ENTRIES PROVIDED
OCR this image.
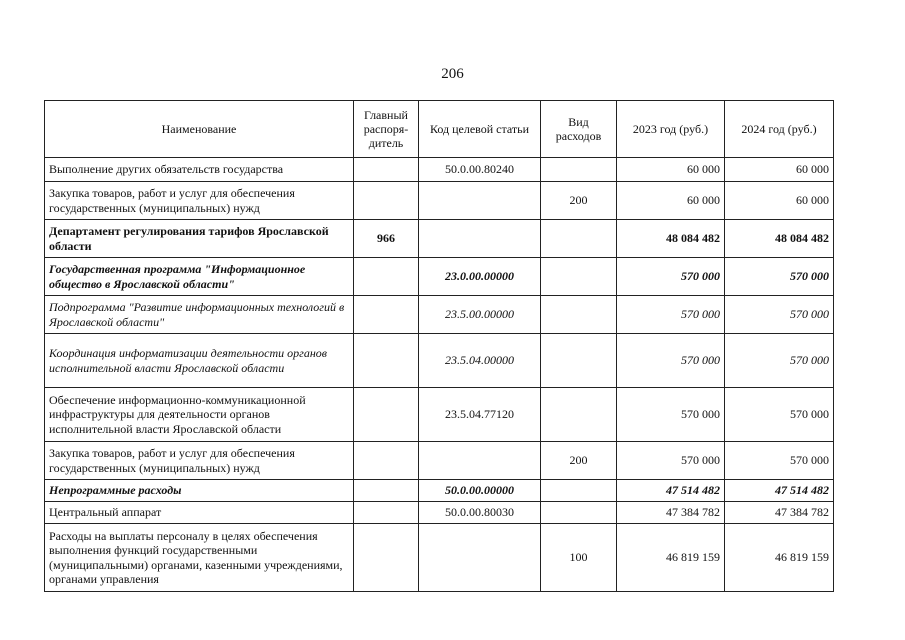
206
Наименование	Главный распоря-дитель	Код целевой статьи	Вид расходов	2023 год (руб.)	2024 год (руб.)
Выполнение других обязательств государства		50.0.00.80240		60 000	60 000
Закупка товаров, работ и услуг для обеспечения государственных (муниципальных) нужд			200	60 000	60 000
Департамент регулирования тарифов Ярославской области	966			48 084 482	48 084 482
Государственная программа "Информационное общество в Ярославской области"		23.0.00.00000		570 000	570 000
Подпрограмма "Развитие информационных технологий в Ярославской области"		23.5.00.00000		570 000	570 000
Координация информатизации деятельности органов исполнительной власти Ярославской области		23.5.04.00000		570 000	570 000
Обеспечение информационно-коммуникационной инфраструктуры для деятельности органов исполнительной власти Ярославской области		23.5.04.77120		570 000	570 000
Закупка товаров, работ и услуг для обеспечения государственных (муниципальных) нужд			200	570 000	570 000
Непрограммные расходы		50.0.00.00000		47 514 482	47 514 482
Центральный аппарат		50.0.00.80030		47 384 782	47 384 782
Расходы на выплаты персоналу в целях обеспечения выполнения функций государственными (муниципальными) органами, казенными учреждениями, органами управления			100	46 819 159	46 819 159
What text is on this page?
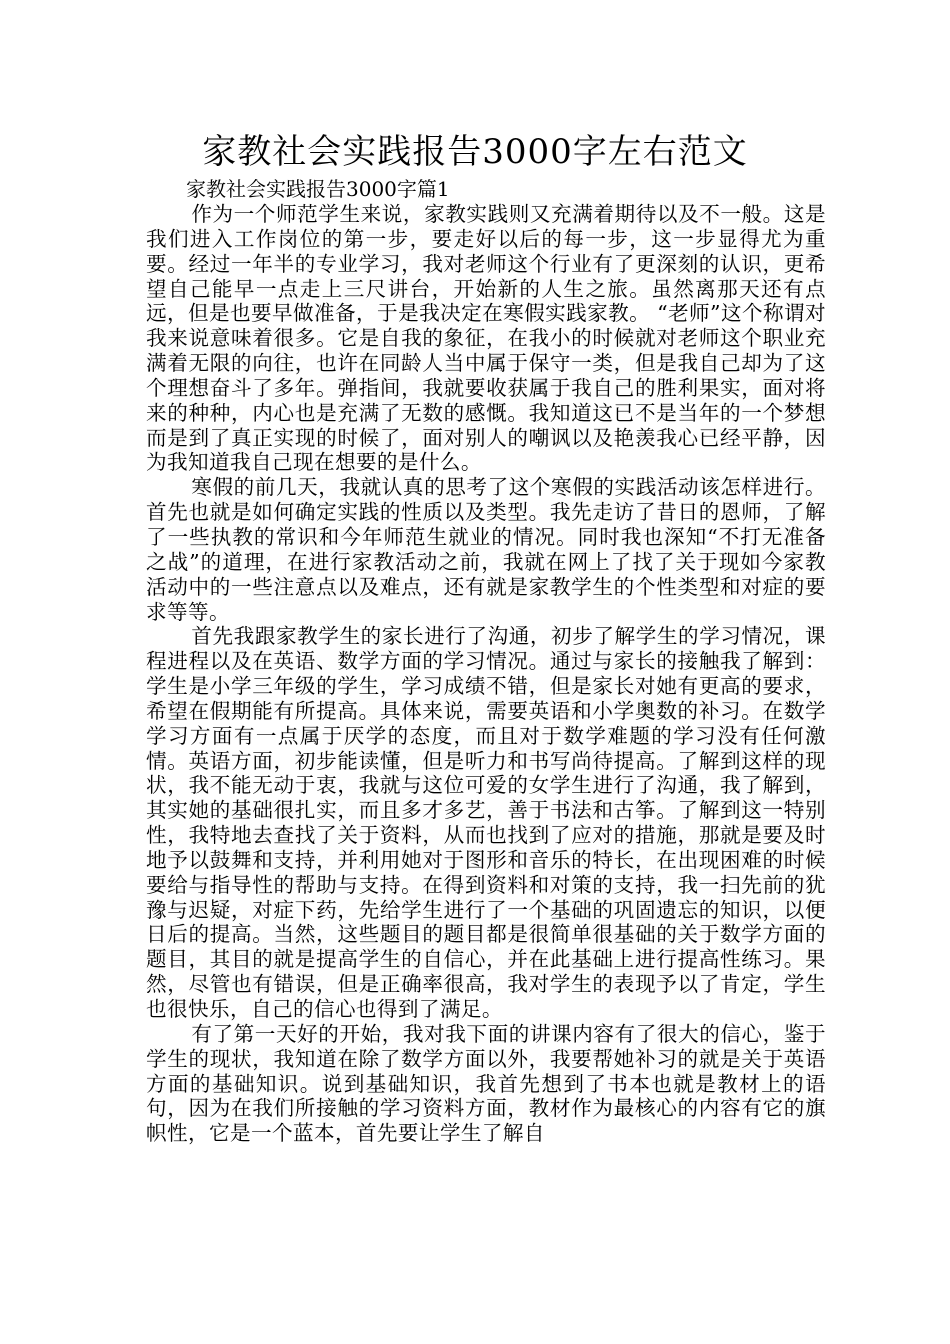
家教社会实践报告3000字左右范文
家教社会实践报告3000字篇1

作为一个师范学生来说，家教实践则又充满着期待以及不一般。这是我们进入工作岗位的第一步，要走好以后的每一步，这一步显得尤为重要。经过一年半的专业学习，我对老师这个行业有了更深刻的认识，更希望自己能早一点走上三尺讲台，开始新的人生之旅。虽然离那天还有点远，但是也要早做准备，于是我决定在寒假实践家教。 “老师”这个称谓对我来说意味着很多。它是自我的象征，在我小的时候就对老师这个职业充满着无限的向往，也许在同龄人当中属于保守一类，但是我自己却为了这个理想奋斗了多年。弹指间，我就要收获属于我自己的胜利果实，面对将来的种种，内心也是充满了无数的感慨。我知道这已不是当年的一个梦想而是到了真正实现的时候了，面对别人的嘲讽以及艳羡我心已经平静，因为我知道我自己现在想要的是什么。

寒假的前几天，我就认真的思考了这个寒假的实践活动该怎样进行。首先也就是如何确定实践的性质以及类型。我先走访了昔日的恩师，了解了一些执教的常识和今年师范生就业的情况。同时我也深知“不打无准备之战”的道理，在进行家教活动之前，我就在网上了找了关于现如今家教活动中的一些注意点以及难点，还有就是家教学生的个性类型和对症的要求等等。

首先我跟家教学生的家长进行了沟通，初步了解学生的学习情况，课程进程以及在英语、数学方面的学习情况。通过与家长的接触我了解到：学生是小学三年级的学生，学习成绩不错，但是家长对她有更高的要求，希望在假期能有所提高。具体来说，需要英语和小学奥数的补习。在数学学习方面有一点属于厌学的态度，而且对于数学难题的学习没有任何激情。英语方面，初步能读懂，但是听力和书写尚待提高。了解到这样的现状，我不能无动于衷，我就与这位可爱的女学生进行了沟通，我了解到，其实她的基础很扎实，而且多才多艺，善于书法和古筝。了解到这一特别性，我特地去查找了关于资料，从而也找到了应对的措施，那就是要及时地予以鼓舞和支持，并利用她对于图形和音乐的特长，在出现困难的时候要给与指导性的帮助与支持。在得到资料和对策的支持，我一扫先前的犹豫与迟疑，对症下药，先给学生进行了一个基础的巩固遗忘的知识，以便日后的提高。当然，这些题目的题目都是很简单很基础的关于数学方面的题目，其目的就是提高学生的自信心，并在此基础上进行提高性练习。果然，尽管也有错误，但是正确率很高，我对学生的表现予以了肯定，学生也很快乐，自己的信心也得到了满足。

有了第一天好的开始，我对我下面的讲课内容有了很大的信心，鉴于学生的现状，我知道在除了数学方面以外，我要帮她补习的就是关于英语方面的基础知识。说到基础知识，我首先想到了书本也就是教材上的语句，因为在我们所接触的学习资料方面，教材作为最核心的内容有它的旗帜性，它是一个蓝本，首先要让学生了解自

WHAT THE TASK ASKS
Leave the pictures out and print the records above exactly as they stand.

CORRECT ANSWER
OCR this image.
206
Наименование	Главный распоря-дитель	Код целевой статьи	Вид расходов	2023 год (руб.)	2024 год (руб.)
Выполнение других обязательств государства		50.0.00.80240		60 000	60 000
Закупка товаров, работ и услуг для обеспечения государственных (муниципальных) нужд			200	60 000	60 000
Департамент регулирования тарифов Ярославской области	966			48 084 482	48 084 482
Государственная программа "Информационное общество в Ярославской области"		23.0.00.00000		570 000	570 000
Подпрограмма "Развитие информационных технологий в Ярославской области"		23.5.00.00000		570 000	570 000
Координация информатизации деятельности органов исполнительной власти Ярославской области		23.5.04.00000		570 000	570 000
Обеспечение информационно-коммуникационной инфраструктуры для деятельности органов исполнительной власти Ярославской области		23.5.04.77120		570 000	570 000
Закупка товаров, работ и услуг для обеспечения государственных (муниципальных) нужд			200	570 000	570 000
Непрограммные расходы		50.0.00.00000		47 514 482	47 514 482
Центральный аппарат		50.0.00.80030		47 384 782	47 384 782
Расходы на выплаты персоналу в целях обеспечения выполнения функций государственными (муниципальными) органами, казенными учреждениями, органами управления			100	46 819 159	46 819 159
What text is on this page?
家教社会实践报告3000字左右范文
家教社会实践报告3000字篇1

作为一个师范学生来说，家教实践则又充满着期待以及不一般。这是我们进入工作岗位的第一步，要走好以后的每一步，这一步显得尤为重要。经过一年半的专业学习，我对老师这个行业有了更深刻的认识，更希望自己能早一点走上三尺讲台，开始新的人生之旅。虽然离那天还有点远，但是也要早做准备，于是我决定在寒假实践家教。 “老师”这个称谓对我来说意味着很多。它是自我的象征，在我小的时候就对老师这个职业充满着无限的向往，也许在同龄人当中属于保守一类，但是我自己却为了这个理想奋斗了多年。弹指间，我就要收获属于我自己的胜利果实，面对将来的种种，内心也是充满了无数的感慨。我知道这已不是当年的一个梦想而是到了真正实现的时候了，面对别人的嘲讽以及艳羡我心已经平静，因为我知道我自己现在想要的是什么。

寒假的前几天，我就认真的思考了这个寒假的实践活动该怎样进行。首先也就是如何确定实践的性质以及类型。我先走访了昔日的恩师，了解了一些执教的常识和今年师范生就业的情况。同时我也深知“不打无准备之战”的道理，在进行家教活动之前，我就在网上了找了关于现如今家教活动中的一些注意点以及难点，还有就是家教学生的个性类型和对症的要求等等。

首先我跟家教学生的家长进行了沟通，初步了解学生的学习情况，课程进程以及在英语、数学方面的学习情况。通过与家长的接触我了解到：学生是小学三年级的学生，学习成绩不错，但是家长对她有更高的要求，希望在假期能有所提高。具体来说，需要英语和小学奥数的补习。在数学学习方面有一点属于厌学的态度，而且对于数学难题的学习没有任何激情。英语方面，初步能读懂，但是听力和书写尚待提高。了解到这样的现状，我不能无动于衷，我就与这位可爱的女学生进行了沟通，我了解到，其实她的基础很扎实，而且多才多艺，善于书法和古筝。了解到这一特别性，我特地去查找了关于资料，从而也找到了应对的措施，那就是要及时地予以鼓舞和支持，并利用她对于图形和音乐的特长，在出现困难的时候要给与指导性的帮助与支持。在得到资料和对策的支持，我一扫先前的犹豫与迟疑，对症下药，先给学生进行了一个基础的巩固遗忘的知识，以便日后的提高。当然，这些题目的题目都是很简单很基础的关于数学方面的题目，其目的就是提高学生的自信心，并在此基础上进行提高性练习。果然，尽管也有错误，但是正确率很高，我对学生的表现予以了肯定，学生也很快乐，自己的信心也得到了满足。

有了第一天好的开始，我对我下面的讲课内容有了很大的信心，鉴于学生的现状，我知道在除了数学方面以外，我要帮她补习的就是关于英语方面的基础知识。说到基础知识，我首先想到了书本也就是教材上的语句，因为在我们所接触的学习资料方面，教材作为最核心的内容有它的旗帜性，它是一个蓝本，首先要让学生了解自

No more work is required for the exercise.